# Start of MATERIAL TO PROCESS

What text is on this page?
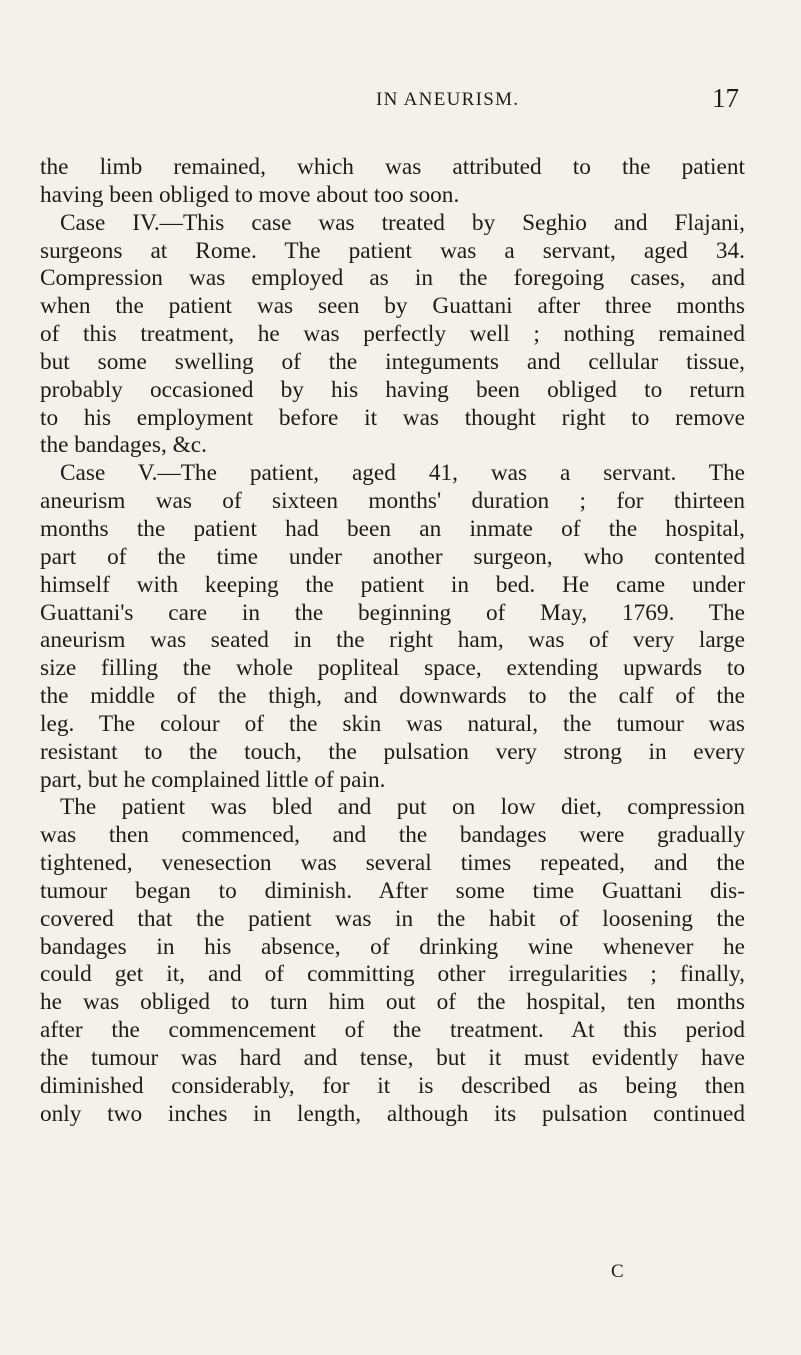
IN ANEURISM.	17
the limb remained, which was attributed to the patient
having been obliged to move about too soon.
Case IV.—This case was treated by Seghio and Flajani,
surgeons at Rome. The patient was a servant, aged 34.
Compression was employed as in the foregoing cases, and
when the patient was seen by Guattani after three months
of this treatment, he was perfectly well ; nothing remained
but some swelling of the integuments and cellular tissue,
probably occasioned by his having been obliged to return
to his employment before it was thought right to remove
the bandages, &c.
Case V.—The patient, aged 41, was a servant. The
aneurism was of sixteen months' duration ; for thirteen
months the patient had been an inmate of the hospital,
part of the time under another surgeon, who contented
himself with keeping the patient in bed. He came under
Guattani's care in the beginning of May, 1769. The
aneurism was seated in the right ham, was of very large
size filling the whole popliteal space, extending upwards to
the middle of the thigh, and downwards to the calf of the
leg. The colour of the skin was natural, the tumour was
resistant to the touch, the pulsation very strong in every
part, but he complained little of pain.
The patient was bled and put on low diet, compression
was then commenced, and the bandages were gradually
tightened, venesection was several times repeated, and the
tumour began to diminish. After some time Guattani dis-
covered that the patient was in the habit of loosening the
bandages in his absence, of drinking wine whenever he
could get it, and of committing other irregularities ; finally,
he was obliged to turn him out of the hospital, ten months
after the commencement of the treatment. At this period
the tumour was hard and tense, but it must evidently have
diminished considerably, for it is described as being then
only two inches in length, although its pulsation continued
C
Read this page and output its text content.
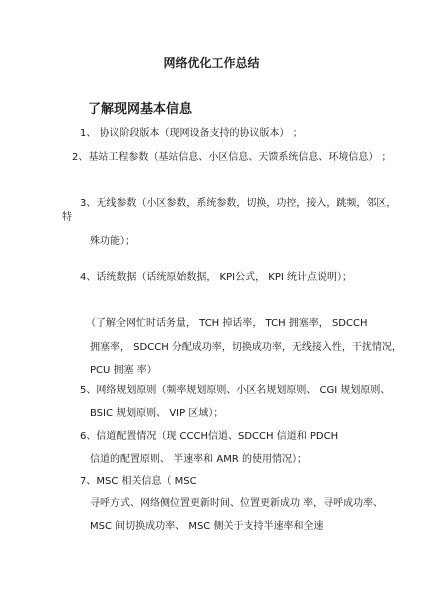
网络优化工作总结
了解现网基本信息
1、 协议阶段版本（现网设备支持的协议版本） ；
2、基站工程参数（基站信息、小区信息、天馈系统信息、环境信息） ；
3、无线参数（小区参数，系统参数，切换，功控，接入，跳频，邻区，
特
殊功能）；
4、话统数据（话统原始数据， KPI公式， KPI 统计点说明）；
（了解全网忙时话务量， TCH 掉话率， TCH 拥塞率， SDCCH
拥塞率， SDCCH 分配成功率，切换成功率，无线接入性，干扰情况，
PCU 拥塞 率）
5、网络规划原则（频率规划原则、小区名规划原则、 CGI 规划原则、
BSIC 规划原则、 VIP 区域）；
6、信道配置情况（现 CCCH信道、SDCCH 信道和 PDCH
信道的配置原则、 半速率和 AMR 的使用情况）；
7、MSC 相关信息（ MSC
寻呼方式、网络侧位置更新时间、位置更新成功 率，寻呼成功率、
MSC 间切换成功率、 MSC 侧关于支持半速率和全速
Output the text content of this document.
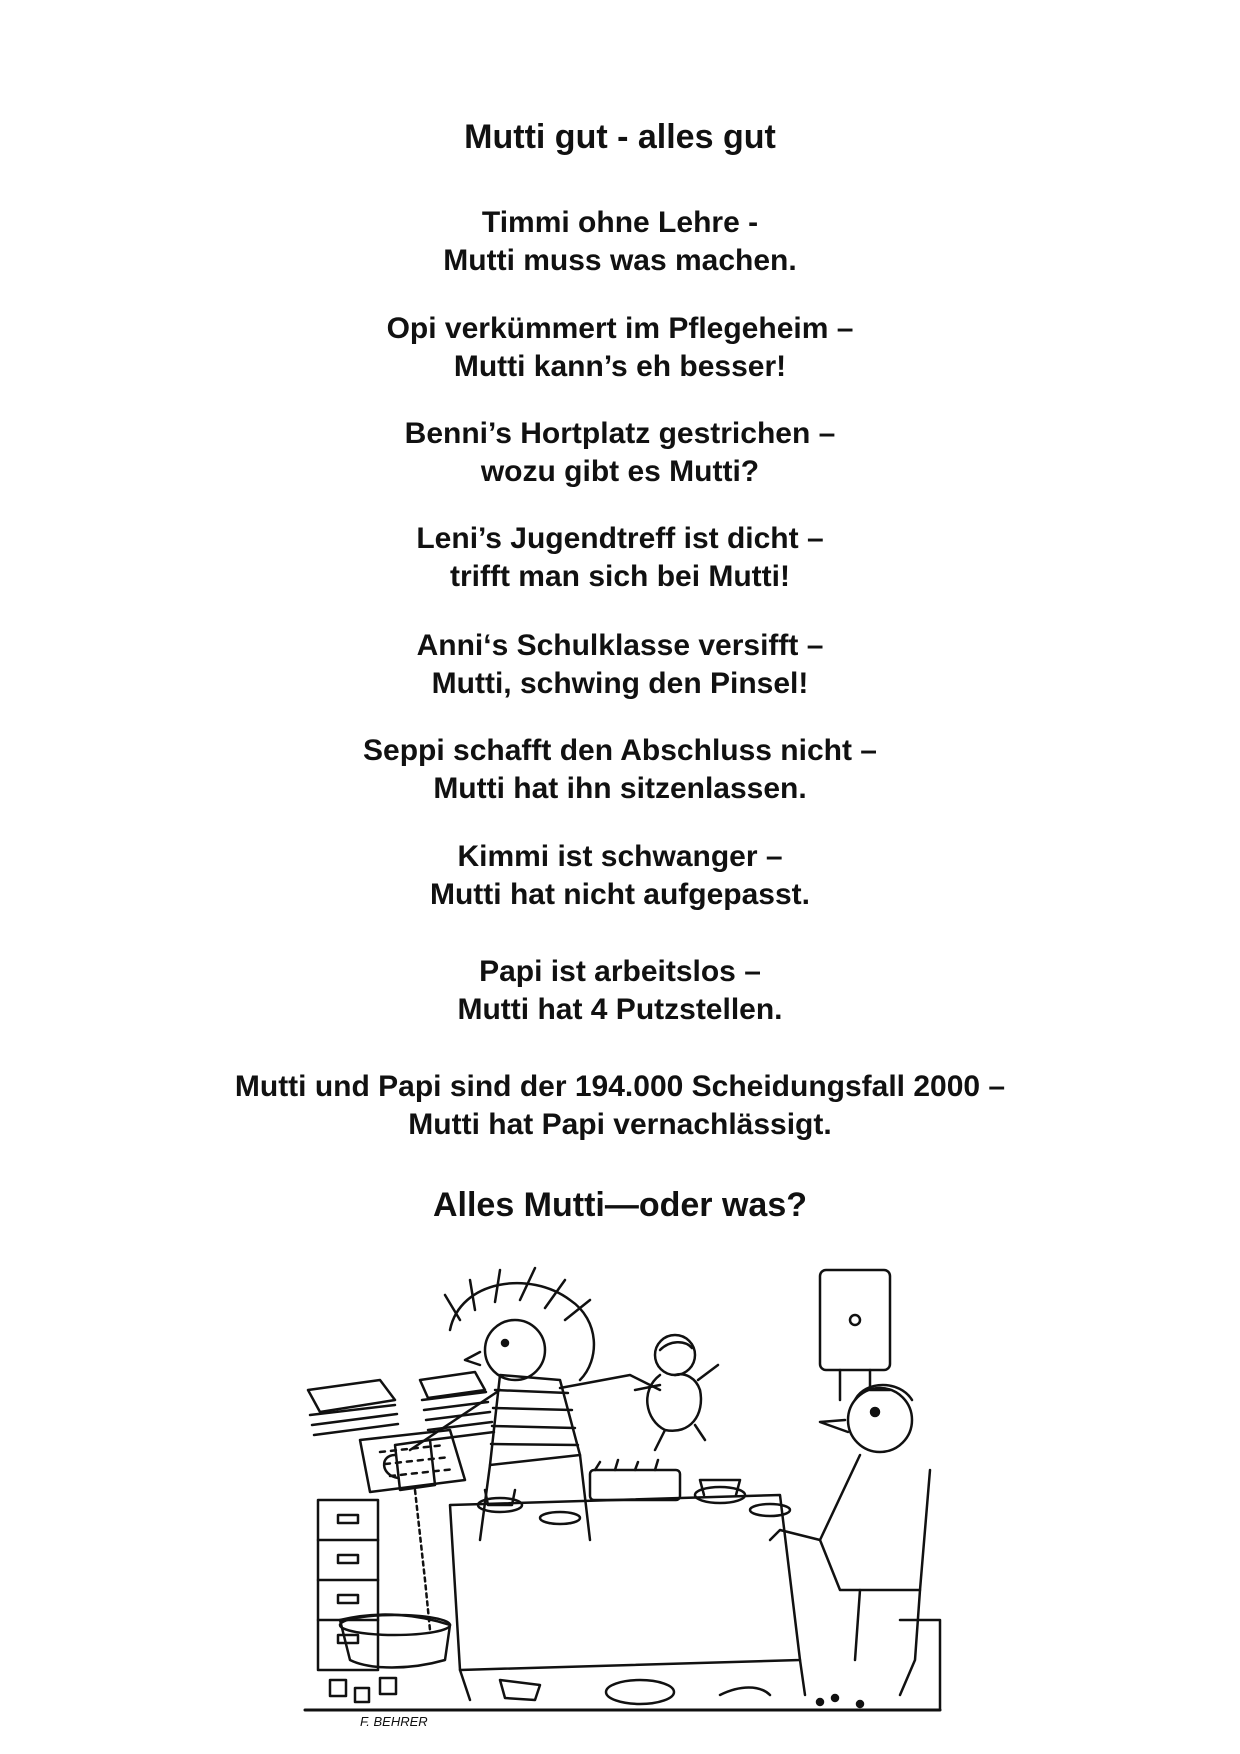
Mutti gut - alles gut
Timmi ohne Lehre -
Mutti muss was machen.
Opi verkümmert im Pflegeheim –
Mutti kann’s eh besser!
Benni’s Hortplatz gestrichen –
wozu gibt es Mutti?
Leni’s Jugendtreff ist dicht –
trifft man sich bei Mutti!
Anni‘s Schulklasse versifft –
Mutti, schwing den Pinsel!
Seppi schafft den Abschluss nicht –
Mutti hat ihn sitzenlassen.
Kimmi ist schwanger –
Mutti hat nicht aufgepasst.
Papi ist arbeitslos –
Mutti hat 4 Putzstellen.
Mutti und Papi sind der 194.000 Scheidungsfall 2000 –
Mutti hat Papi vernachlässigt.
Alles Mutti—oder was?
F. BEHRER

# End of MATERIAL TO PROCESS

EXERCISE BRIEF:
Would you mind returning each entry above word for word, skipping the images?

WRITTEN SOLUTION:
What text is on this page?
IN ANEURISM.	17
the limb remained, which was attributed to the patient
having been obliged to move about too soon.
Case IV.—This case was treated by Seghio and Flajani,
surgeons at Rome. The patient was a servant, aged 34.
Compression was employed as in the foregoing cases, and
when the patient was seen by Guattani after three months
of this treatment, he was perfectly well ; nothing remained
but some swelling of the integuments and cellular tissue,
probably occasioned by his having been obliged to return
to his employment before it was thought right to remove
the bandages, &c.
Case V.—The patient, aged 41, was a servant. The
aneurism was of sixteen months' duration ; for thirteen
months the patient had been an inmate of the hospital,
part of the time under another surgeon, who contented
himself with keeping the patient in bed. He came under
Guattani's care in the beginning of May, 1769. The
aneurism was seated in the right ham, was of very large
size filling the whole popliteal space, extending upwards to
the middle of the thigh, and downwards to the calf of the
leg. The colour of the skin was natural, the tumour was
resistant to the touch, the pulsation very strong in every
part, but he complained little of pain.
The patient was bled and put on low diet, compression
was then commenced, and the bandages were gradually
tightened, venesection was several times repeated, and the
tumour began to diminish. After some time Guattani dis-
covered that the patient was in the habit of loosening the
bandages in his absence, of drinking wine whenever he
could get it, and of committing other irregularities ; finally,
he was obliged to turn him out of the hospital, ten months
after the commencement of the treatment. At this period
the tumour was hard and tense, but it must evidently have
diminished considerably, for it is described as being then
only two inches in length, although its pulsation continued
C
Read this page and output its text content.
网络优化工作总结
了解现网基本信息
1、 协议阶段版本（现网设备支持的协议版本） ；
2、基站工程参数（基站信息、小区信息、天馈系统信息、环境信息） ；
3、无线参数（小区参数，系统参数，切换，功控，接入，跳频，邻区，
特
殊功能）；
4、话统数据（话统原始数据， KPI公式， KPI 统计点说明）；
（了解全网忙时话务量， TCH 掉话率， TCH 拥塞率， SDCCH
拥塞率， SDCCH 分配成功率，切换成功率，无线接入性，干扰情况，
PCU 拥塞 率）
5、网络规划原则（频率规划原则、小区名规划原则、 CGI 规划原则、
BSIC 规划原则、 VIP 区域）；
6、信道配置情况（现 CCCH信道、SDCCH 信道和 PDCH
信道的配置原则、 半速率和 AMR 的使用情况）；
7、MSC 相关信息（ MSC
寻呼方式、网络侧位置更新时间、位置更新成功 率，寻呼成功率、
MSC 间切换成功率、 MSC 侧关于支持半速率和全速
Output the text content of this document.
Mutti gut - alles gut
Timmi ohne Lehre -
Mutti muss was machen.
Opi verkümmert im Pflegeheim –
Mutti kann’s eh besser!
Benni’s Hortplatz gestrichen –
wozu gibt es Mutti?
Leni’s Jugendtreff ist dicht –
trifft man sich bei Mutti!
Anni‘s Schulklasse versifft –
Mutti, schwing den Pinsel!
Seppi schafft den Abschluss nicht –
Mutti hat ihn sitzenlassen.
Kimmi ist schwanger –
Mutti hat nicht aufgepasst.
Papi ist arbeitslos –
Mutti hat 4 Putzstellen.
Mutti und Papi sind der 194.000 Scheidungsfall 2000 –
Mutti hat Papi vernachlässigt.
Alles Mutti—oder was?
F. BEHRER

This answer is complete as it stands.